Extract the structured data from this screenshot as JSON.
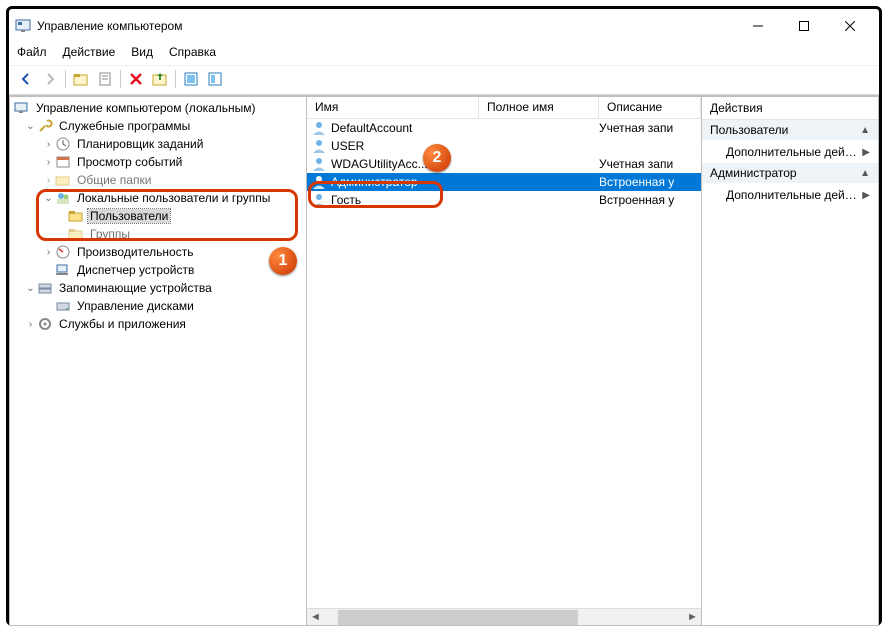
{
  "window": {
    "title": "Управление компьютером"
  },
  "menu": {
    "file": "Файл",
    "action": "Действие",
    "view": "Вид",
    "help": "Справка"
  },
  "tree": {
    "root": "Управление компьютером (локальным)",
    "utilities": "Служебные программы",
    "scheduler": "Планировщик заданий",
    "eventviewer": "Просмотр событий",
    "sharedfolders": "Общие папки",
    "localusers": "Локальные пользователи и группы",
    "users": "Пользователи",
    "groups": "Группы",
    "performance": "Производительность",
    "devmgr": "Диспетчер устройств",
    "storage": "Запоминающие устройства",
    "diskmgr": "Управление дисками",
    "services": "Службы и приложения"
  },
  "list": {
    "headers": {
      "name": "Имя",
      "fullname": "Полное имя",
      "description": "Описание"
    },
    "rows": [
      {
        "name": "DefaultAccount",
        "full": "",
        "desc": "Учетная запи"
      },
      {
        "name": "USER",
        "full": "",
        "desc": ""
      },
      {
        "name": "WDAGUtilityAcc...",
        "full": "",
        "desc": "Учетная запи"
      },
      {
        "name": "Администратор",
        "full": "",
        "desc": "Встроенная у"
      },
      {
        "name": "Гость",
        "full": "",
        "desc": "Встроенная у"
      }
    ]
  },
  "actions": {
    "title": "Действия",
    "group1": "Пользователи",
    "group1_item": "Дополнительные дей…",
    "group2": "Администратор",
    "group2_item": "Дополнительные дей…"
  },
  "callouts": {
    "one": "1",
    "two": "2"
  }
}
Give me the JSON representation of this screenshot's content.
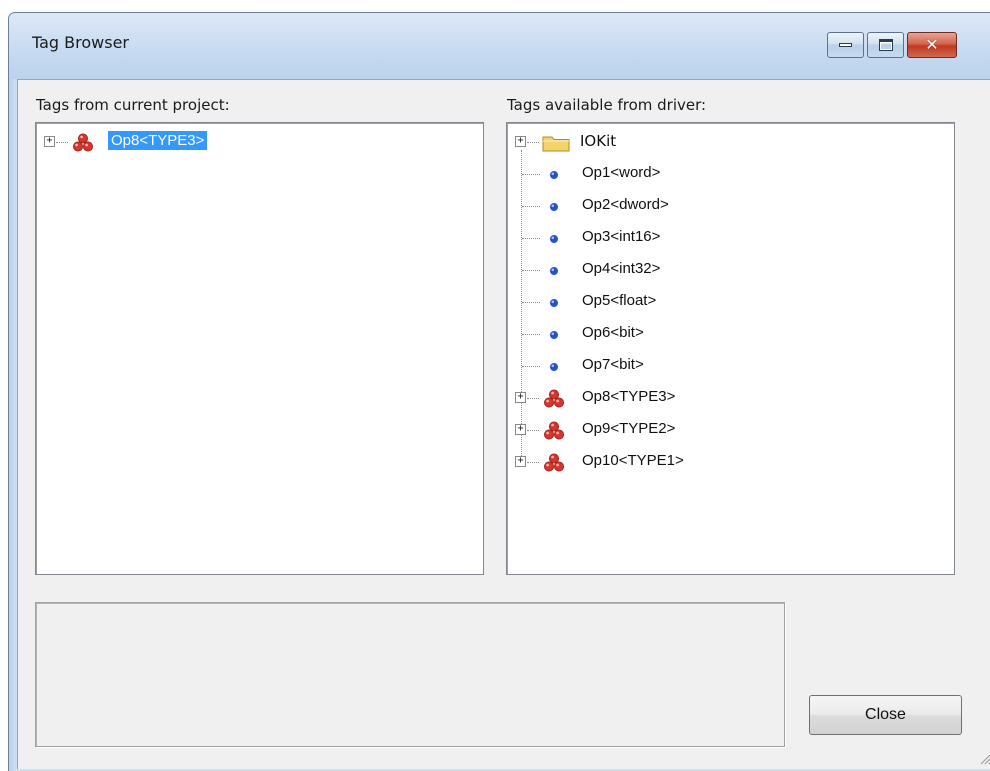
{
  "window": {
    "title": "Tag Browser",
    "controls": {
      "minimize": "minimize",
      "maximize": "maximize",
      "close": "close"
    }
  },
  "left_panel": {
    "label": "Tags from current project:",
    "items": [
      {
        "label": "Op8<TYPE3>",
        "icon": "struct-icon",
        "expandable": true,
        "selected": true
      }
    ]
  },
  "right_panel": {
    "label": "Tags available from driver:",
    "items": [
      {
        "label": "IOKit",
        "icon": "folder-icon",
        "expandable": true
      },
      {
        "label": "Op1<word>",
        "icon": "tag-dot-icon",
        "expandable": false
      },
      {
        "label": "Op2<dword>",
        "icon": "tag-dot-icon",
        "expandable": false
      },
      {
        "label": "Op3<int16>",
        "icon": "tag-dot-icon",
        "expandable": false
      },
      {
        "label": "Op4<int32>",
        "icon": "tag-dot-icon",
        "expandable": false
      },
      {
        "label": "Op5<float>",
        "icon": "tag-dot-icon",
        "expandable": false
      },
      {
        "label": "Op6<bit>",
        "icon": "tag-dot-icon",
        "expandable": false
      },
      {
        "label": "Op7<bit>",
        "icon": "tag-dot-icon",
        "expandable": false
      },
      {
        "label": "Op8<TYPE3>",
        "icon": "struct-icon",
        "expandable": true
      },
      {
        "label": "Op9<TYPE2>",
        "icon": "struct-icon",
        "expandable": true
      },
      {
        "label": "Op10<TYPE1>",
        "icon": "struct-icon",
        "expandable": true
      }
    ]
  },
  "description_box": {
    "text": ""
  },
  "buttons": {
    "close_label": "Close"
  },
  "colors": {
    "selection": "#3399ff",
    "struct_icon": "#d9342b",
    "tag_dot": "#2a4fc9",
    "folder": "#f3d36b"
  }
}
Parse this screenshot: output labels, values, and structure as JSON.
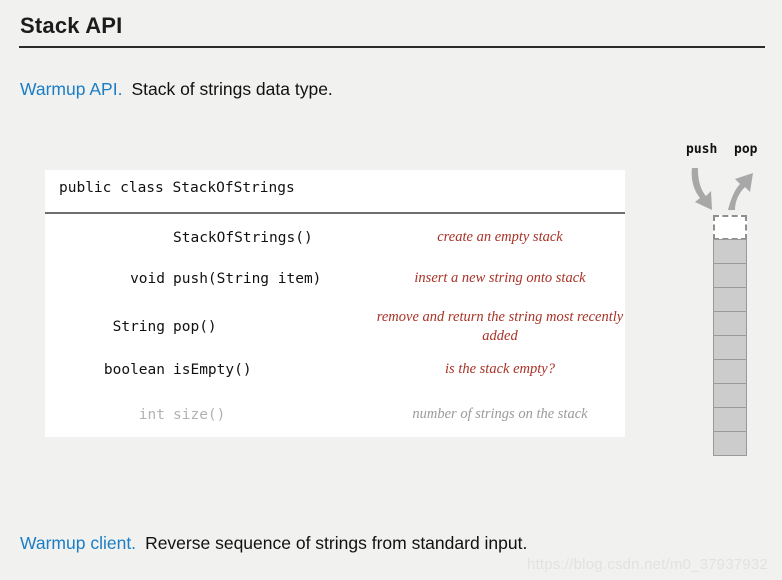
{
  "slide": {
    "title": "Stack API",
    "lead": {
      "accent": "Warmup API.",
      "rest": "Stack of strings data type."
    },
    "closing": {
      "accent": "Warmup client.",
      "rest": "Reverse sequence of strings from standard input."
    }
  },
  "api_card": {
    "class_declaration": "public class StackOfStrings",
    "rows": [
      {
        "return_type": "",
        "signature": "StackOfStrings()",
        "description": "create an empty stack",
        "muted": false
      },
      {
        "return_type": "void",
        "signature": "push(String item)",
        "description": "insert a new string onto stack",
        "muted": false
      },
      {
        "return_type": "String",
        "signature": "pop()",
        "description": "remove and return the string most recently added",
        "muted": false
      },
      {
        "return_type": "boolean",
        "signature": "isEmpty()",
        "description": "is the stack empty?",
        "muted": false
      },
      {
        "return_type": "int",
        "signature": "size()",
        "description": "number of strings on the stack",
        "muted": true
      }
    ]
  },
  "stack_figure": {
    "push_label": "push",
    "pop_label": "pop",
    "empty_cells": 1,
    "filled_cells": 9
  },
  "watermark": {
    "text": "https://blog.csdn.net/m0_37937932"
  },
  "colors": {
    "background": "#f1f1f0",
    "accent_blue": "#1b7ec4",
    "description_red": "#a93226",
    "muted_gray": "#9a9a9a",
    "cell_fill": "#cccccc",
    "arrow_gray": "#a8a8a8"
  }
}
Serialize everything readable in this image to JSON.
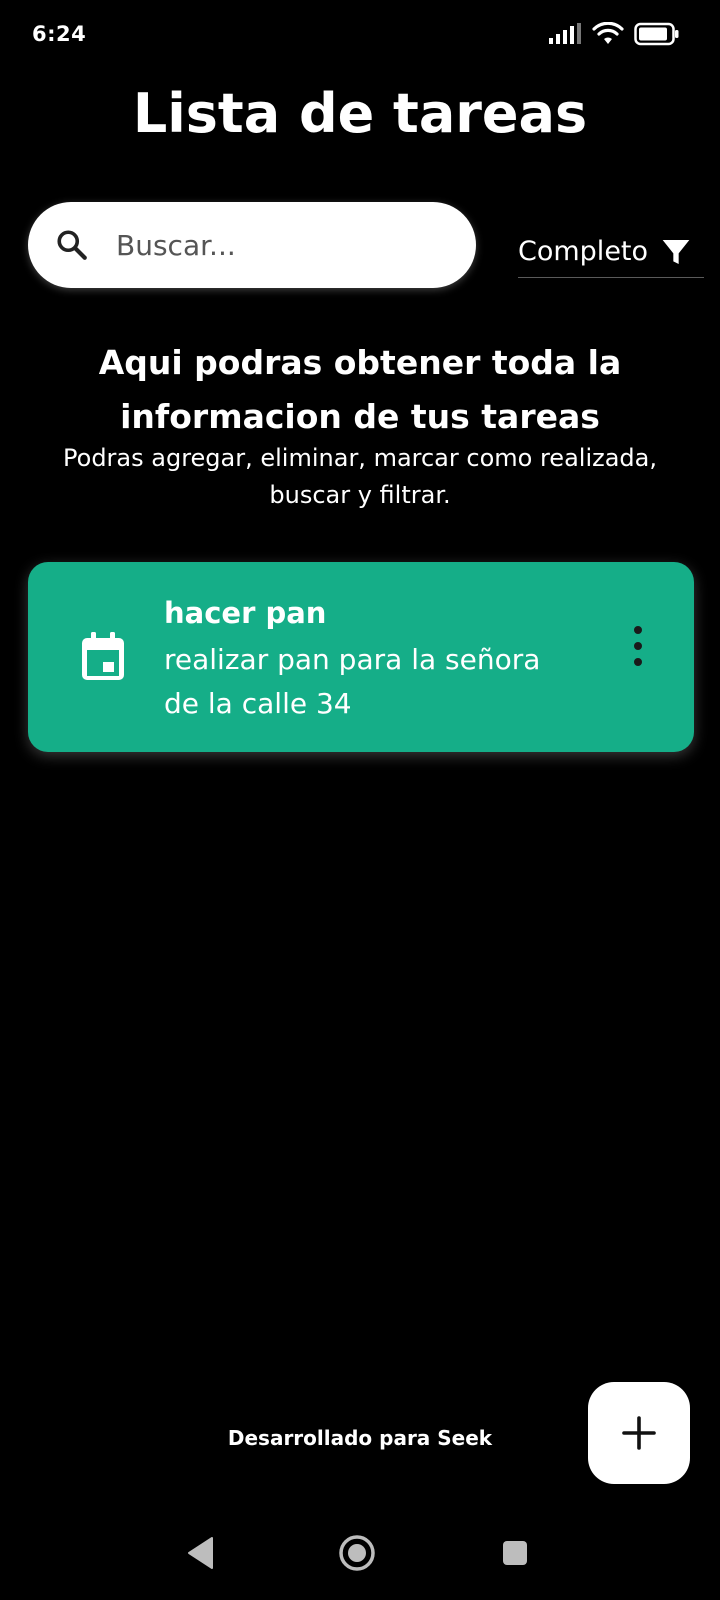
{
  "status_bar": {
    "time": "6:24",
    "battery_level": "83"
  },
  "header": {
    "title": "Lista de tareas"
  },
  "search": {
    "placeholder": "Buscar...",
    "value": "",
    "icon": "search-icon"
  },
  "filter": {
    "selected": "Completo",
    "icon": "filter-icon"
  },
  "info": {
    "heading": "Aqui podras obtener toda la informacion de tus tareas",
    "subtext": "Podras agregar, eliminar, marcar como realizada, buscar y filtrar."
  },
  "tasks": [
    {
      "title": "hacer pan",
      "description": "realizar pan para la señora de la calle 34",
      "icon": "calendar-icon",
      "color": "#15ae88"
    }
  ],
  "footer": {
    "text": "Desarrollado para Seek"
  },
  "fab": {
    "label": "+",
    "icon": "plus-icon"
  },
  "nav": {
    "back": "back-icon",
    "home": "home-icon",
    "recents": "recents-icon"
  },
  "colors": {
    "background": "#000000",
    "accent": "#15ae88",
    "surface": "#ffffff"
  }
}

Goal: Reproduce all the entries that precede this task, word for word, minus any pictures.

Solved exercise:
Extract the structured data from this screenshot as JSON.
{
  "window": {
    "title": "Управление компьютером"
  },
  "menu": {
    "file": "Файл",
    "action": "Действие",
    "view": "Вид",
    "help": "Справка"
  },
  "tree": {
    "root": "Управление компьютером (локальным)",
    "utilities": "Служебные программы",
    "scheduler": "Планировщик заданий",
    "eventviewer": "Просмотр событий",
    "sharedfolders": "Общие папки",
    "localusers": "Локальные пользователи и группы",
    "users": "Пользователи",
    "groups": "Группы",
    "performance": "Производительность",
    "devmgr": "Диспетчер устройств",
    "storage": "Запоминающие устройства",
    "diskmgr": "Управление дисками",
    "services": "Службы и приложения"
  },
  "list": {
    "headers": {
      "name": "Имя",
      "fullname": "Полное имя",
      "description": "Описание"
    },
    "rows": [
      {
        "name": "DefaultAccount",
        "full": "",
        "desc": "Учетная запи"
      },
      {
        "name": "USER",
        "full": "",
        "desc": ""
      },
      {
        "name": "WDAGUtilityAcc...",
        "full": "",
        "desc": "Учетная запи"
      },
      {
        "name": "Администратор",
        "full": "",
        "desc": "Встроенная у"
      },
      {
        "name": "Гость",
        "full": "",
        "desc": "Встроенная у"
      }
    ]
  },
  "actions": {
    "title": "Действия",
    "group1": "Пользователи",
    "group1_item": "Дополнительные дей…",
    "group2": "Администратор",
    "group2_item": "Дополнительные дей…"
  },
  "callouts": {
    "one": "1",
    "two": "2"
  }
}
Give me the JSON representation of this screenshot's content.
{
  "window": {
    "title": "Tag Browser",
    "controls": {
      "minimize": "minimize",
      "maximize": "maximize",
      "close": "close"
    }
  },
  "left_panel": {
    "label": "Tags from current project:",
    "items": [
      {
        "label": "Op8<TYPE3>",
        "icon": "struct-icon",
        "expandable": true,
        "selected": true
      }
    ]
  },
  "right_panel": {
    "label": "Tags available from driver:",
    "items": [
      {
        "label": "IOKit",
        "icon": "folder-icon",
        "expandable": true
      },
      {
        "label": "Op1<word>",
        "icon": "tag-dot-icon",
        "expandable": false
      },
      {
        "label": "Op2<dword>",
        "icon": "tag-dot-icon",
        "expandable": false
      },
      {
        "label": "Op3<int16>",
        "icon": "tag-dot-icon",
        "expandable": false
      },
      {
        "label": "Op4<int32>",
        "icon": "tag-dot-icon",
        "expandable": false
      },
      {
        "label": "Op5<float>",
        "icon": "tag-dot-icon",
        "expandable": false
      },
      {
        "label": "Op6<bit>",
        "icon": "tag-dot-icon",
        "expandable": false
      },
      {
        "label": "Op7<bit>",
        "icon": "tag-dot-icon",
        "expandable": false
      },
      {
        "label": "Op8<TYPE3>",
        "icon": "struct-icon",
        "expandable": true
      },
      {
        "label": "Op9<TYPE2>",
        "icon": "struct-icon",
        "expandable": true
      },
      {
        "label": "Op10<TYPE1>",
        "icon": "struct-icon",
        "expandable": true
      }
    ]
  },
  "description_box": {
    "text": ""
  },
  "buttons": {
    "close_label": "Close"
  },
  "colors": {
    "selection": "#3399ff",
    "struct_icon": "#d9342b",
    "tag_dot": "#2a4fc9",
    "folder": "#f3d36b"
  }
}
Parse this screenshot: output labels, values, and structure as JSON.
{
  "slide": {
    "title": "Stack API",
    "lead": {
      "accent": "Warmup API.",
      "rest": "Stack of strings data type."
    },
    "closing": {
      "accent": "Warmup client.",
      "rest": "Reverse sequence of strings from standard input."
    }
  },
  "api_card": {
    "class_declaration": "public class StackOfStrings",
    "rows": [
      {
        "return_type": "",
        "signature": "StackOfStrings()",
        "description": "create an empty stack",
        "muted": false
      },
      {
        "return_type": "void",
        "signature": "push(String item)",
        "description": "insert a new string onto stack",
        "muted": false
      },
      {
        "return_type": "String",
        "signature": "pop()",
        "description": "remove and return the string most recently added",
        "muted": false
      },
      {
        "return_type": "boolean",
        "signature": "isEmpty()",
        "description": "is the stack empty?",
        "muted": false
      },
      {
        "return_type": "int",
        "signature": "size()",
        "description": "number of strings on the stack",
        "muted": true
      }
    ]
  },
  "stack_figure": {
    "push_label": "push",
    "pop_label": "pop",
    "empty_cells": 1,
    "filled_cells": 9
  },
  "watermark": {
    "text": "https://blog.csdn.net/m0_37937932"
  },
  "colors": {
    "background": "#f1f1f0",
    "accent_blue": "#1b7ec4",
    "description_red": "#a93226",
    "muted_gray": "#9a9a9a",
    "cell_fill": "#cccccc",
    "arrow_gray": "#a8a8a8"
  }
}
Serialize everything readable in this image to JSON.
{
  "status_bar": {
    "time": "6:24",
    "battery_level": "83"
  },
  "header": {
    "title": "Lista de tareas"
  },
  "search": {
    "placeholder": "Buscar...",
    "value": "",
    "icon": "search-icon"
  },
  "filter": {
    "selected": "Completo",
    "icon": "filter-icon"
  },
  "info": {
    "heading": "Aqui podras obtener toda la informacion de tus tareas",
    "subtext": "Podras agregar, eliminar, marcar como realizada, buscar y filtrar."
  },
  "tasks": [
    {
      "title": "hacer pan",
      "description": "realizar pan para la señora de la calle 34",
      "icon": "calendar-icon",
      "color": "#15ae88"
    }
  ],
  "footer": {
    "text": "Desarrollado para Seek"
  },
  "fab": {
    "label": "+",
    "icon": "plus-icon"
  },
  "nav": {
    "back": "back-icon",
    "home": "home-icon",
    "recents": "recents-icon"
  },
  "colors": {
    "background": "#000000",
    "accent": "#15ae88",
    "surface": "#ffffff"
  }
}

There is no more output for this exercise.